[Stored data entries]
━━━

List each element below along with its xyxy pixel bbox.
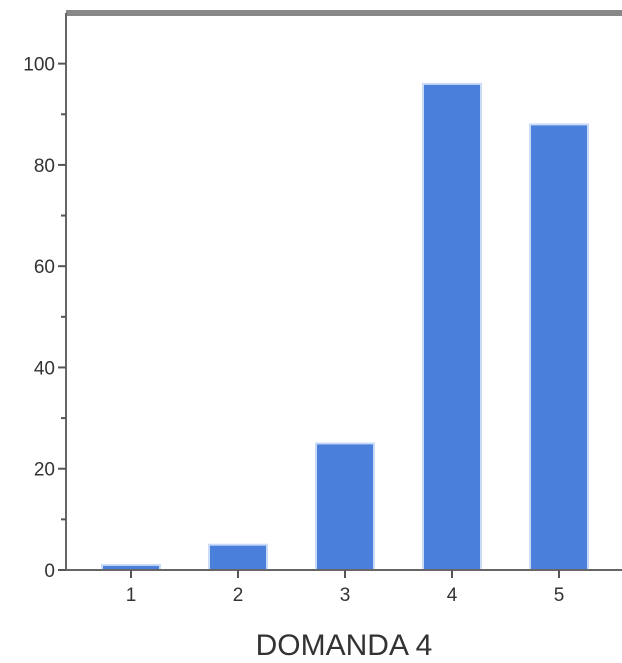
bar-4 (422, 82, 482, 572)
x-axis: 1 2 3 4 5 (66, 569, 622, 606)
bar-2 (208, 543, 268, 572)
x-tick-label: 3 (340, 585, 351, 606)
x-tick-label: 2 (233, 585, 244, 606)
x-tick-label: 4 (447, 585, 458, 606)
y-tick-label: 60 (34, 257, 55, 278)
bars-layer (101, 82, 589, 572)
y-tick-label: 0 (44, 561, 55, 582)
y-tick-label: 20 (34, 460, 55, 481)
y-tick-label: 40 (34, 358, 55, 379)
bar-5 (529, 123, 589, 572)
x-tick-label: 5 (554, 585, 565, 606)
x-tick-label: 1 (126, 585, 137, 606)
bar-3 (315, 442, 375, 571)
y-tick-label: 80 (34, 156, 55, 177)
x-axis-label: DOMANDA 4 (256, 629, 433, 662)
y-axis: 0 20 40 60 80 100 (23, 13, 67, 582)
y-tick-label: 100 (23, 55, 55, 76)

━━━

* _Task requirements_:
Report every line of the records above that contains the string "axis", matching case.

* _Task result_:
x-axis: 1 2 3 4 5 (66, 569, 622, 606)
x-axis-label: DOMANDA 4 (256, 629, 433, 662)
y-axis: 0 20 40 60 80 100 (23, 13, 67, 582)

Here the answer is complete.